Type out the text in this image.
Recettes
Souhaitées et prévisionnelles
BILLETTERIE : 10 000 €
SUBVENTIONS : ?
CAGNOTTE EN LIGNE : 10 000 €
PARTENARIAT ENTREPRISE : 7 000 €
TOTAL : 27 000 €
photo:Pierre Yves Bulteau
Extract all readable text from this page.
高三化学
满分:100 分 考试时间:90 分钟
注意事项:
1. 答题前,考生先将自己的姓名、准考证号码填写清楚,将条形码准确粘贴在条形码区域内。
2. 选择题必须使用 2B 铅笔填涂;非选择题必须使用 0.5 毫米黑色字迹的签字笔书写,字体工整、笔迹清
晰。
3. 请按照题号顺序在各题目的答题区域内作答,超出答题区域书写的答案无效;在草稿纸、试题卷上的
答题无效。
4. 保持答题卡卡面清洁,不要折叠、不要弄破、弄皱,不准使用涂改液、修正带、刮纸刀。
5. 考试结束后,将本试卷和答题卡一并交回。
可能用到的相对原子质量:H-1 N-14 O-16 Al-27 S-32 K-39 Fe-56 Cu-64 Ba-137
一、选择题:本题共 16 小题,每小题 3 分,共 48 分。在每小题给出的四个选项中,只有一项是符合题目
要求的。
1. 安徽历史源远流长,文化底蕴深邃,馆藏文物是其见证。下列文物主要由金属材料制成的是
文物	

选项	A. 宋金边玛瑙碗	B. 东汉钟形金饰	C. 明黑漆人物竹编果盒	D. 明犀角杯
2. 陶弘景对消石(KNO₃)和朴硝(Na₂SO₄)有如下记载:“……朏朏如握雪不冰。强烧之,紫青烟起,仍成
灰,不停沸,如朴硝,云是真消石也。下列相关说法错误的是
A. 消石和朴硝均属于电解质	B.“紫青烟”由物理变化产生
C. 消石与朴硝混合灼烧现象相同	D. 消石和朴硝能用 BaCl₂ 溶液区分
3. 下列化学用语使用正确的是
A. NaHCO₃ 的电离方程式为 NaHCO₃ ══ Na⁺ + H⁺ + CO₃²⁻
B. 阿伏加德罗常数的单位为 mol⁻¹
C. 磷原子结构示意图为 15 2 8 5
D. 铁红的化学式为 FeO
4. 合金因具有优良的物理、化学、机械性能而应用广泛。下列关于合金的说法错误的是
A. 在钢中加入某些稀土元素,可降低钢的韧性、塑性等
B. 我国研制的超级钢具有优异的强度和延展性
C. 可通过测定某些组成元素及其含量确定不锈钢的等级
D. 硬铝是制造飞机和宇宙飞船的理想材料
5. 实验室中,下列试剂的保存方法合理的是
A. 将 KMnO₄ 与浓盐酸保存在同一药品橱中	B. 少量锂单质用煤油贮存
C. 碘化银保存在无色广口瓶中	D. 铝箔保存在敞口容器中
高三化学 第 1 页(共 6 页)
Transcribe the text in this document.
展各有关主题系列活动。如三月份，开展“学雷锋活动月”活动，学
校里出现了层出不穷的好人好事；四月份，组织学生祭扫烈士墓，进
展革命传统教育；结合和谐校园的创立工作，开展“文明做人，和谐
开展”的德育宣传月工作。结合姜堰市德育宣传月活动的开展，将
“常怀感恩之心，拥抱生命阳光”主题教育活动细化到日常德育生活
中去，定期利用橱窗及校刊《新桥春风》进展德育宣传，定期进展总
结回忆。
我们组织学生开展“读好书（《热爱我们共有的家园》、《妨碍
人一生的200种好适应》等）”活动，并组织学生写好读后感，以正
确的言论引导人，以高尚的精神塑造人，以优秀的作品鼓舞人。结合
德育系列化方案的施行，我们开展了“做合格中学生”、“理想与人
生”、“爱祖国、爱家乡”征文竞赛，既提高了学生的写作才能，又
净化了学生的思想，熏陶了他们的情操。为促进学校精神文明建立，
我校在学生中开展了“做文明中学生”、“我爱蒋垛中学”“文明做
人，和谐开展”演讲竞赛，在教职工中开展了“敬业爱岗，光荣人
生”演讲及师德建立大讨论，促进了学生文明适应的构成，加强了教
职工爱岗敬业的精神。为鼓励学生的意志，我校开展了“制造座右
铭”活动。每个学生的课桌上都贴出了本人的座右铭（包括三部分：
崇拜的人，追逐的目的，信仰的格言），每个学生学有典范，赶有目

—————

WHAT THE TASK ASKS ▸ Repeat all the entries word for word.

TASK RESULT ▸
Type out the text in this image.
Recettes
Souhaitées et prévisionnelles
BILLETTERIE : 10 000 €
SUBVENTIONS : ?
CAGNOTTE EN LIGNE : 10 000 €
PARTENARIAT ENTREPRISE : 7 000 €
TOTAL : 27 000 €
photo:Pierre Yves Bulteau
Extract all readable text from this page.
高三化学
满分:100 分 考试时间:90 分钟
注意事项:
1. 答题前,考生先将自己的姓名、准考证号码填写清楚,将条形码准确粘贴在条形码区域内。
2. 选择题必须使用 2B 铅笔填涂;非选择题必须使用 0.5 毫米黑色字迹的签字笔书写,字体工整、笔迹清
晰。
3. 请按照题号顺序在各题目的答题区域内作答,超出答题区域书写的答案无效;在草稿纸、试题卷上的
答题无效。
4. 保持答题卡卡面清洁,不要折叠、不要弄破、弄皱,不准使用涂改液、修正带、刮纸刀。
5. 考试结束后,将本试卷和答题卡一并交回。
可能用到的相对原子质量:H-1 N-14 O-16 Al-27 S-32 K-39 Fe-56 Cu-64 Ba-137
一、选择题:本题共 16 小题,每小题 3 分,共 48 分。在每小题给出的四个选项中,只有一项是符合题目
要求的。
1. 安徽历史源远流长,文化底蕴深邃,馆藏文物是其见证。下列文物主要由金属材料制成的是
文物	

选项	A. 宋金边玛瑙碗	B. 东汉钟形金饰	C. 明黑漆人物竹编果盒	D. 明犀角杯
2. 陶弘景对消石(KNO₃)和朴硝(Na₂SO₄)有如下记载:“……朏朏如握雪不冰。强烧之,紫青烟起,仍成
灰,不停沸,如朴硝,云是真消石也。下列相关说法错误的是
A. 消石和朴硝均属于电解质	B.“紫青烟”由物理变化产生
C. 消石与朴硝混合灼烧现象相同	D. 消石和朴硝能用 BaCl₂ 溶液区分
3. 下列化学用语使用正确的是
A. NaHCO₃ 的电离方程式为 NaHCO₃ ══ Na⁺ + H⁺ + CO₃²⁻
B. 阿伏加德罗常数的单位为 mol⁻¹
C. 磷原子结构示意图为 15 2 8 5
D. 铁红的化学式为 FeO
4. 合金因具有优良的物理、化学、机械性能而应用广泛。下列关于合金的说法错误的是
A. 在钢中加入某些稀土元素,可降低钢的韧性、塑性等
B. 我国研制的超级钢具有优异的强度和延展性
C. 可通过测定某些组成元素及其含量确定不锈钢的等级
D. 硬铝是制造飞机和宇宙飞船的理想材料
5. 实验室中,下列试剂的保存方法合理的是
A. 将 KMnO₄ 与浓盐酸保存在同一药品橱中	B. 少量锂单质用煤油贮存
C. 碘化银保存在无色广口瓶中	D. 铝箔保存在敞口容器中
高三化学 第 1 页(共 6 页)
Transcribe the text in this document.
展各有关主题系列活动。如三月份，开展“学雷锋活动月”活动，学
校里出现了层出不穷的好人好事；四月份，组织学生祭扫烈士墓，进
展革命传统教育；结合和谐校园的创立工作，开展“文明做人，和谐
开展”的德育宣传月工作。结合姜堰市德育宣传月活动的开展，将
“常怀感恩之心，拥抱生命阳光”主题教育活动细化到日常德育生活
中去，定期利用橱窗及校刊《新桥春风》进展德育宣传，定期进展总
结回忆。
我们组织学生开展“读好书（《热爱我们共有的家园》、《妨碍
人一生的200种好适应》等）”活动，并组织学生写好读后感，以正
确的言论引导人，以高尚的精神塑造人，以优秀的作品鼓舞人。结合
德育系列化方案的施行，我们开展了“做合格中学生”、“理想与人
生”、“爱祖国、爱家乡”征文竞赛，既提高了学生的写作才能，又
净化了学生的思想，熏陶了他们的情操。为促进学校精神文明建立，
我校在学生中开展了“做文明中学生”、“我爱蒋垛中学”“文明做
人，和谐开展”演讲竞赛，在教职工中开展了“敬业爱岗，光荣人
生”演讲及师德建立大讨论，促进了学生文明适应的构成，加强了教
职工爱岗敬业的精神。为鼓励学生的意志，我校开展了“制造座右
铭”活动。每个学生的课桌上都贴出了本人的座右铭（包括三部分：
崇拜的人，追逐的目的，信仰的格言），每个学生学有典范，赶有目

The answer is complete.